(Given problem): In the entries below, find the lines that contain the word "JSON" and copy them.

>>>>

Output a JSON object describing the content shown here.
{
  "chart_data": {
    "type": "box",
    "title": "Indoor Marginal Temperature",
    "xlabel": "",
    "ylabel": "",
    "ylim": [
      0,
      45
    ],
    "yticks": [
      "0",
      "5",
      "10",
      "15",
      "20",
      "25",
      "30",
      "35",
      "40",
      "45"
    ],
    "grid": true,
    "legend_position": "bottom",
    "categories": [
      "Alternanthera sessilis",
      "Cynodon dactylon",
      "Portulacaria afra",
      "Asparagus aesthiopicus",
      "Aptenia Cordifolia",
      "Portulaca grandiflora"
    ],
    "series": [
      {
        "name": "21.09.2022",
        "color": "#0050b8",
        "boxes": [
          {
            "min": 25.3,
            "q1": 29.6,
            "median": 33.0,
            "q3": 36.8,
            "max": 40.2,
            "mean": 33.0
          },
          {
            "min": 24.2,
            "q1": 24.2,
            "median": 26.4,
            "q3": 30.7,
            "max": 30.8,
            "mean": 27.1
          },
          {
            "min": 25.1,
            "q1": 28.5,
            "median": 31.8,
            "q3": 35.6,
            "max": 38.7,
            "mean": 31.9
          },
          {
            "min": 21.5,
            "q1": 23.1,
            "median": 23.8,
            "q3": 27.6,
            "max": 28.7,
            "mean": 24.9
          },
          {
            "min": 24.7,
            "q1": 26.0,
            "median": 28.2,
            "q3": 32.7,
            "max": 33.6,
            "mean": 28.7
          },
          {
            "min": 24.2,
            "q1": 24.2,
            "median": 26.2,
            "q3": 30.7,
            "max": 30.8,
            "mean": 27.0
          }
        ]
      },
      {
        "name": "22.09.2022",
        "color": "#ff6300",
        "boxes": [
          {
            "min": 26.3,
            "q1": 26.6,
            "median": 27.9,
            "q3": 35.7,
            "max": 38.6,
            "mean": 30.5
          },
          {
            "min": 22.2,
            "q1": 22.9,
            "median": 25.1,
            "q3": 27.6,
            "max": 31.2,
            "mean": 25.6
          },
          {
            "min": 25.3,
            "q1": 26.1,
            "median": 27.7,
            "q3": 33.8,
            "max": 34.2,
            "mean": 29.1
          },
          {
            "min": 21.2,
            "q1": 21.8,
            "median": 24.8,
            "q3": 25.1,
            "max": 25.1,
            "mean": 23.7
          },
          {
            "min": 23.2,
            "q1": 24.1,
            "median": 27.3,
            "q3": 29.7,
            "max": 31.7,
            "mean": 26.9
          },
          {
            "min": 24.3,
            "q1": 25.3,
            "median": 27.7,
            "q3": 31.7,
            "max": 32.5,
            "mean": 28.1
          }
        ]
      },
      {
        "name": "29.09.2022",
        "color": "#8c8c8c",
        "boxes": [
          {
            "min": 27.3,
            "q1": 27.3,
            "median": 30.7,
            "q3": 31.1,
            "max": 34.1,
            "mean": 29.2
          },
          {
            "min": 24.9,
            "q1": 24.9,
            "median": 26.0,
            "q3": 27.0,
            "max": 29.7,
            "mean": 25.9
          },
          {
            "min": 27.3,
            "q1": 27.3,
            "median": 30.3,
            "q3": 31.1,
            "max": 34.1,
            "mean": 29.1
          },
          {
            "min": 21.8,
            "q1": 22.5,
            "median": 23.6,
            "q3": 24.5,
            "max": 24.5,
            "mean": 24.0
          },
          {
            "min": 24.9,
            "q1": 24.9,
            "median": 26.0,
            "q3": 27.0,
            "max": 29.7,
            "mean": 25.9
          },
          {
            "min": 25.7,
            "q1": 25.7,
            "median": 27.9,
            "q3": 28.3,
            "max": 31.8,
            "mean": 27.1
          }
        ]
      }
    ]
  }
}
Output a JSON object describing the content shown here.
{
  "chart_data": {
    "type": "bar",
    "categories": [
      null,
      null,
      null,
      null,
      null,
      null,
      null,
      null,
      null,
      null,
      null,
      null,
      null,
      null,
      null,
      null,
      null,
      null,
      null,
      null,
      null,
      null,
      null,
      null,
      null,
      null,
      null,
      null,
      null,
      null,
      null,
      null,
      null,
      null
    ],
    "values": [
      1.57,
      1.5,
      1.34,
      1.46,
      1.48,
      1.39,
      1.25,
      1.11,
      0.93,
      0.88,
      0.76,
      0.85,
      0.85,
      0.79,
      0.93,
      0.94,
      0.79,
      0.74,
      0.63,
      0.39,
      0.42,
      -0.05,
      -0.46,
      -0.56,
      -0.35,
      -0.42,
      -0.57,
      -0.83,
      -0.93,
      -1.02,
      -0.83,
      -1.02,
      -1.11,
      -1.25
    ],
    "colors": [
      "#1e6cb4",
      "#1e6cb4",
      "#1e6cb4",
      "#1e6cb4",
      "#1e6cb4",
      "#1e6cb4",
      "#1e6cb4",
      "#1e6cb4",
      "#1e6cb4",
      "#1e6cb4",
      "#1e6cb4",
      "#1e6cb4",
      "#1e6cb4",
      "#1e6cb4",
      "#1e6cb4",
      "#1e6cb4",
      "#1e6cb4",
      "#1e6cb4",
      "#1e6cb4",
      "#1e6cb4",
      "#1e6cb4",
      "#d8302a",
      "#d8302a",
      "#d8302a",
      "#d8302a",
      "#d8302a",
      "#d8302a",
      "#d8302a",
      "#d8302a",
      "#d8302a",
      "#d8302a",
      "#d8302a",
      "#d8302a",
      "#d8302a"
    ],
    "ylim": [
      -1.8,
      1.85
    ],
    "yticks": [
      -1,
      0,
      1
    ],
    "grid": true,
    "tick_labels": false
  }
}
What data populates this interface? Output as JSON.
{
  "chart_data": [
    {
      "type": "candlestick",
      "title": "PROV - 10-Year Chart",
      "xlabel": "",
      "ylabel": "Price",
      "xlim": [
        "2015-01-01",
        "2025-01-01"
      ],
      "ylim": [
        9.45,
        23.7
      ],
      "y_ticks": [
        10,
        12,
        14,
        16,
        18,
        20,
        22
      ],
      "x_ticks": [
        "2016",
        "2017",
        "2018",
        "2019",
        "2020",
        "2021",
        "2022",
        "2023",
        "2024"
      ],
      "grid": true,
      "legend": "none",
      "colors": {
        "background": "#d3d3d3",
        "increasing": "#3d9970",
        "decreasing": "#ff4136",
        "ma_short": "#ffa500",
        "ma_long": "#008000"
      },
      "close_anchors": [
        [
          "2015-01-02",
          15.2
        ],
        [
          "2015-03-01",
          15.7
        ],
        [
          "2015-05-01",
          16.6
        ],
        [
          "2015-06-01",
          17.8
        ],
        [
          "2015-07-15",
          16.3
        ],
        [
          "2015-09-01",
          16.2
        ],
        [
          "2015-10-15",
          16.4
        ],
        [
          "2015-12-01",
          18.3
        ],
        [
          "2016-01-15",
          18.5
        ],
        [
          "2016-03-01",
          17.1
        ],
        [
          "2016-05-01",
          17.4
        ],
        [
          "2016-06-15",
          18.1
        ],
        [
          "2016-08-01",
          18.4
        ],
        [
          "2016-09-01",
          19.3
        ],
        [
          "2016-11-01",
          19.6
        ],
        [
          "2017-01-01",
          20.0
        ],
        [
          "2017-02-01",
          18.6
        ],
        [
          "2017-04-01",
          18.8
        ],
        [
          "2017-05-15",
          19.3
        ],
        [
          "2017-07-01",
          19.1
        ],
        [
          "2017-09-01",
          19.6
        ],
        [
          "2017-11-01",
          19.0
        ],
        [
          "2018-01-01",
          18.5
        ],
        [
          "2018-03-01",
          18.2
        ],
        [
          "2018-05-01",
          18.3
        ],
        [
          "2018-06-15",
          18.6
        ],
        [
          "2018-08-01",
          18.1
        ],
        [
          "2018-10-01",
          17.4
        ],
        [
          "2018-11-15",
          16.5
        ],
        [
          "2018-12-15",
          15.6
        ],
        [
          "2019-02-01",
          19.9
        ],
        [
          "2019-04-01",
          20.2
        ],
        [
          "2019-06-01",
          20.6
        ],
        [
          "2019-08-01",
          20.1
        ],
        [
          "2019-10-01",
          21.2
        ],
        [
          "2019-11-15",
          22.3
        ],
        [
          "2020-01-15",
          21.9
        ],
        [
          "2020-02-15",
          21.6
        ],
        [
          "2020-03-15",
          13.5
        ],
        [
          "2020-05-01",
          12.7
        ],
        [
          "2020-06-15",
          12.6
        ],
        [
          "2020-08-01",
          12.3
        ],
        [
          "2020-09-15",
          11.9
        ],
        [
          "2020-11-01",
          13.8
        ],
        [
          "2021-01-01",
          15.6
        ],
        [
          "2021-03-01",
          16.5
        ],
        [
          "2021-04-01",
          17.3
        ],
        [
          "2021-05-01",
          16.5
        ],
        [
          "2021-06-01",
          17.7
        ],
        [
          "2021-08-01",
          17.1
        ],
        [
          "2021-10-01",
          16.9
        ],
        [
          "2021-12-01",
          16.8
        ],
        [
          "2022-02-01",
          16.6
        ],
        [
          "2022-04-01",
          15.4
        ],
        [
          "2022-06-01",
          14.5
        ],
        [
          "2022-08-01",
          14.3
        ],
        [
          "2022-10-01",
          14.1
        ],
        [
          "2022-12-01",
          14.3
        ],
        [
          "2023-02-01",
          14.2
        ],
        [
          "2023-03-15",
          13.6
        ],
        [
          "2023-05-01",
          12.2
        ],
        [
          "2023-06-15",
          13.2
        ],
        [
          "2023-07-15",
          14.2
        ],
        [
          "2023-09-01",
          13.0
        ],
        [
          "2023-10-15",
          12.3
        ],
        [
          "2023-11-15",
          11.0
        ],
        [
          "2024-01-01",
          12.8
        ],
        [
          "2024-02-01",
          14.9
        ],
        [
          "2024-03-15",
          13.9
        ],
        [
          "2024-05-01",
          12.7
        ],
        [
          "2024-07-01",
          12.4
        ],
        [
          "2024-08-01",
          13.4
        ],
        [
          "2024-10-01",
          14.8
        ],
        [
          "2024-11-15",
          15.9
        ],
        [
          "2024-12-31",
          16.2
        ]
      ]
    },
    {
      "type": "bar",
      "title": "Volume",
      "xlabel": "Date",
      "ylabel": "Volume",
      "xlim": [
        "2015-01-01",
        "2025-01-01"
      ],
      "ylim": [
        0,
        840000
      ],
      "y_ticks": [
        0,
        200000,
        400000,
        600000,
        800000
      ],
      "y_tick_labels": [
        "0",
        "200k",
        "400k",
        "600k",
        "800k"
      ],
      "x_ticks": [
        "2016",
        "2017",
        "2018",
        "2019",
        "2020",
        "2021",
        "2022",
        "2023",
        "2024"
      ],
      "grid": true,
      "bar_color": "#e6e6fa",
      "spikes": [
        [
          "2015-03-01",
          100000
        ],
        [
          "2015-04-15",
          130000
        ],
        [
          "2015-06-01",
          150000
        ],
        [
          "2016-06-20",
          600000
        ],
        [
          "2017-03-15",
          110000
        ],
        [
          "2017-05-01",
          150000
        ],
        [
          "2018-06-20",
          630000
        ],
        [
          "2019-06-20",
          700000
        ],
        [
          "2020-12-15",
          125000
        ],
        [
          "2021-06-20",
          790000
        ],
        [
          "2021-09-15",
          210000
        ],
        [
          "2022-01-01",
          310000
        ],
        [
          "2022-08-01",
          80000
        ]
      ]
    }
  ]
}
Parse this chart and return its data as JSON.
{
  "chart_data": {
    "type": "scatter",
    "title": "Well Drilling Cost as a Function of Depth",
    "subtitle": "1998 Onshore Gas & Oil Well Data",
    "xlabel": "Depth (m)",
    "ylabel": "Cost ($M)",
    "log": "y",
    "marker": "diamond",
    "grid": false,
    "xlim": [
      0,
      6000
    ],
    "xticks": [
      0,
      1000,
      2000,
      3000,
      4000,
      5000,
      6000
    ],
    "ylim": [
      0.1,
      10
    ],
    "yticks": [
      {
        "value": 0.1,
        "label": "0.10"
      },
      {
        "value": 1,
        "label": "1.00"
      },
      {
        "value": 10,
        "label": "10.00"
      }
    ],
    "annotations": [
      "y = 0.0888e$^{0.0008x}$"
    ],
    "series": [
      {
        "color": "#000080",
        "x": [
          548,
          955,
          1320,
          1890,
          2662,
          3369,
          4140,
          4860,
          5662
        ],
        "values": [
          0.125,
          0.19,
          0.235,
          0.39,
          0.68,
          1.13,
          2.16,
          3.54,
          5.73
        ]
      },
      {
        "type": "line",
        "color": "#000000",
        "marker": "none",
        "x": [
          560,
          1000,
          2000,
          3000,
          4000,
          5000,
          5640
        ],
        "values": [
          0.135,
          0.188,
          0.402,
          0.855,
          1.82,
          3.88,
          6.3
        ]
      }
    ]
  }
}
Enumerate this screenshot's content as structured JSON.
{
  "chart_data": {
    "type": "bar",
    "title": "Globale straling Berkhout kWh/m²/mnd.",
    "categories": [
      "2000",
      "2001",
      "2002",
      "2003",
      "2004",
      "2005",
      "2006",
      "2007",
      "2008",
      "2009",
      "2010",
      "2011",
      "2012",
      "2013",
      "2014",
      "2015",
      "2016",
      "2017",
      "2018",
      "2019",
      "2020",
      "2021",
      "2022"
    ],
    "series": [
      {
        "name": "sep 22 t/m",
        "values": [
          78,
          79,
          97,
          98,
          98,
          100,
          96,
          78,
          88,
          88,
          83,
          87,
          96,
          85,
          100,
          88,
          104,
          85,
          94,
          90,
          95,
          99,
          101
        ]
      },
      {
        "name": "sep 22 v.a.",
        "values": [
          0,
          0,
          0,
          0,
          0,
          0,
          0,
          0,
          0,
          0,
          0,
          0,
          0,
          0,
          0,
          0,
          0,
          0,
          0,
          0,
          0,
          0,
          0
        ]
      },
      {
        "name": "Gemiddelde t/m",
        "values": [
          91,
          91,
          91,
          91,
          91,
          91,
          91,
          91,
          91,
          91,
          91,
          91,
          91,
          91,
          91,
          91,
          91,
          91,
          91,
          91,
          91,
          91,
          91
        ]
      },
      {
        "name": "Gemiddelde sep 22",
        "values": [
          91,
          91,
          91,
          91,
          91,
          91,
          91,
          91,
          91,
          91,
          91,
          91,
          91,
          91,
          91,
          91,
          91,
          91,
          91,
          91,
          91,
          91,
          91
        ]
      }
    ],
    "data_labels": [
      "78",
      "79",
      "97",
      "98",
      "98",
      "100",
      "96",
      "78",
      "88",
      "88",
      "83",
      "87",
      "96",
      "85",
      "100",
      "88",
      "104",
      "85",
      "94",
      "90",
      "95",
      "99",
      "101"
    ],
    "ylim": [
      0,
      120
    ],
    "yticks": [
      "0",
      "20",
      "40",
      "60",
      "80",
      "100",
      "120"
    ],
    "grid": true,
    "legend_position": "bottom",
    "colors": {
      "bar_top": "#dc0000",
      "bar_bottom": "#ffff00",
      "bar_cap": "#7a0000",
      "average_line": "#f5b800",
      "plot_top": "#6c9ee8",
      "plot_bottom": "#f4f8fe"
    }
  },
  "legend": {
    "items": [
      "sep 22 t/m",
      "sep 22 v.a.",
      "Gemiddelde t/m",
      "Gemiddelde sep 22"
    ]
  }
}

<<<<

(Response to this task):
Output a JSON object describing the content shown here.
Output a JSON object describing the content shown here.
What data populates this interface? Output as JSON.
Parse this chart and return its data as JSON.
Enumerate this screenshot's content as structured JSON.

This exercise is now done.